### [PROBLEM REQUIREMENTS]
The records are to be restated in their entirety, word for word.

──────── SUPPLIED RECORDS

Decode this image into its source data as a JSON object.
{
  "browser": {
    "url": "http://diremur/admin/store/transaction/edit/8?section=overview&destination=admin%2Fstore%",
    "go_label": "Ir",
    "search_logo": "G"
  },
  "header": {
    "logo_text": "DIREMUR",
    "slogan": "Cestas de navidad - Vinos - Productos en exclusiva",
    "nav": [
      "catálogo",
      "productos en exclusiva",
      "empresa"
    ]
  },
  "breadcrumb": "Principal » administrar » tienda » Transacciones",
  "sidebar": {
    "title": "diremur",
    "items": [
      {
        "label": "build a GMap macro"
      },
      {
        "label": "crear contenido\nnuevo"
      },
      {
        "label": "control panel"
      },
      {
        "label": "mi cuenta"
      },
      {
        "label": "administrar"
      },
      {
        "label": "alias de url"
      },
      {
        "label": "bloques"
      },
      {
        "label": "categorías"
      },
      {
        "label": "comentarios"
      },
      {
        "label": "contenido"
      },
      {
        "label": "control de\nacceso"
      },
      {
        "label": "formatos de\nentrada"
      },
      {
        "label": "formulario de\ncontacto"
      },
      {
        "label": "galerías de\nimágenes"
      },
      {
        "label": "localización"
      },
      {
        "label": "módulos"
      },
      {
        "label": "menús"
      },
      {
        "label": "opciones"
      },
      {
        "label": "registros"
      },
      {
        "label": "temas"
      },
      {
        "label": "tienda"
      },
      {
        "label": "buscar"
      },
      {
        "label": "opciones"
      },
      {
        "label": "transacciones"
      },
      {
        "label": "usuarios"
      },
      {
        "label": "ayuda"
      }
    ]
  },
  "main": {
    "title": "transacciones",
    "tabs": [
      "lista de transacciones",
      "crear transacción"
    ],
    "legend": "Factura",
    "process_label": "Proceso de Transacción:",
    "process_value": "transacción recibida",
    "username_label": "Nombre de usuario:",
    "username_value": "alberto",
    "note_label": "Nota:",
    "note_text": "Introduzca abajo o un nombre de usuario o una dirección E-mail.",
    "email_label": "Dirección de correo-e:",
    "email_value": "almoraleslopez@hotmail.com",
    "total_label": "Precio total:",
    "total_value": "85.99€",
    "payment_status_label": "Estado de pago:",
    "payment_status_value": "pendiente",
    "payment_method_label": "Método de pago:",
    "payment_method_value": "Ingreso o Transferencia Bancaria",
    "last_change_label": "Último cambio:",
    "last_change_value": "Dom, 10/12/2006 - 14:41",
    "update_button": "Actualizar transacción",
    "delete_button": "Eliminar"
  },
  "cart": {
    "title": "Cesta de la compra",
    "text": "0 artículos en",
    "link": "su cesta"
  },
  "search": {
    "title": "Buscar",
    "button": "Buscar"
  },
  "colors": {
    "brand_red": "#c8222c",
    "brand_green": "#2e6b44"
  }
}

────────────────

### [TASK ANSWER]
Decode this image into its source data as a JSON object.
{
  "browser": {
    "url": "http://diremur/admin/store/transaction/edit/8?section=overview&destination=admin%2Fstore%",
    "go_label": "Ir",
    "search_logo": "G"
  },
  "header": {
    "logo_text": "DIREMUR",
    "slogan": "Cestas de navidad - Vinos - Productos en exclusiva",
    "nav": [
      "catálogo",
      "productos en exclusiva",
      "empresa"
    ]
  },
  "breadcrumb": "Principal » administrar » tienda » Transacciones",
  "sidebar": {
    "title": "diremur",
    "items": [
      {
        "label": "build a GMap macro"
      },
      {
        "label": "crear contenido\nnuevo"
      },
      {
        "label": "control panel"
      },
      {
        "label": "mi cuenta"
      },
      {
        "label": "administrar"
      },
      {
        "label": "alias de url"
      },
      {
        "label": "bloques"
      },
      {
        "label": "categorías"
      },
      {
        "label": "comentarios"
      },
      {
        "label": "contenido"
      },
      {
        "label": "control de\nacceso"
      },
      {
        "label": "formatos de\nentrada"
      },
      {
        "label": "formulario de\ncontacto"
      },
      {
        "label": "galerías de\nimágenes"
      },
      {
        "label": "localización"
      },
      {
        "label": "módulos"
      },
      {
        "label": "menús"
      },
      {
        "label": "opciones"
      },
      {
        "label": "registros"
      },
      {
        "label": "temas"
      },
      {
        "label": "tienda"
      },
      {
        "label": "buscar"
      },
      {
        "label": "opciones"
      },
      {
        "label": "transacciones"
      },
      {
        "label": "usuarios"
      },
      {
        "label": "ayuda"
      }
    ]
  },
  "main": {
    "title": "transacciones",
    "tabs": [
      "lista de transacciones",
      "crear transacción"
    ],
    "legend": "Factura",
    "process_label": "Proceso de Transacción:",
    "process_value": "transacción recibida",
    "username_label": "Nombre de usuario:",
    "username_value": "alberto",
    "note_label": "Nota:",
    "note_text": "Introduzca abajo o un nombre de usuario o una dirección E-mail.",
    "email_label": "Dirección de correo-e:",
    "email_value": "almoraleslopez@hotmail.com",
    "total_label": "Precio total:",
    "total_value": "85.99€",
    "payment_status_label": "Estado de pago:",
    "payment_status_value": "pendiente",
    "payment_method_label": "Método de pago:",
    "payment_method_value": "Ingreso o Transferencia Bancaria",
    "last_change_label": "Último cambio:",
    "last_change_value": "Dom, 10/12/2006 - 14:41",
    "update_button": "Actualizar transacción",
    "delete_button": "Eliminar"
  },
  "cart": {
    "title": "Cesta de la compra",
    "text": "0 artículos en",
    "link": "su cesta"
  },
  "search": {
    "title": "Buscar",
    "button": "Buscar"
  },
  "colors": {
    "brand_red": "#c8222c",
    "brand_green": "#2e6b44"
  }
}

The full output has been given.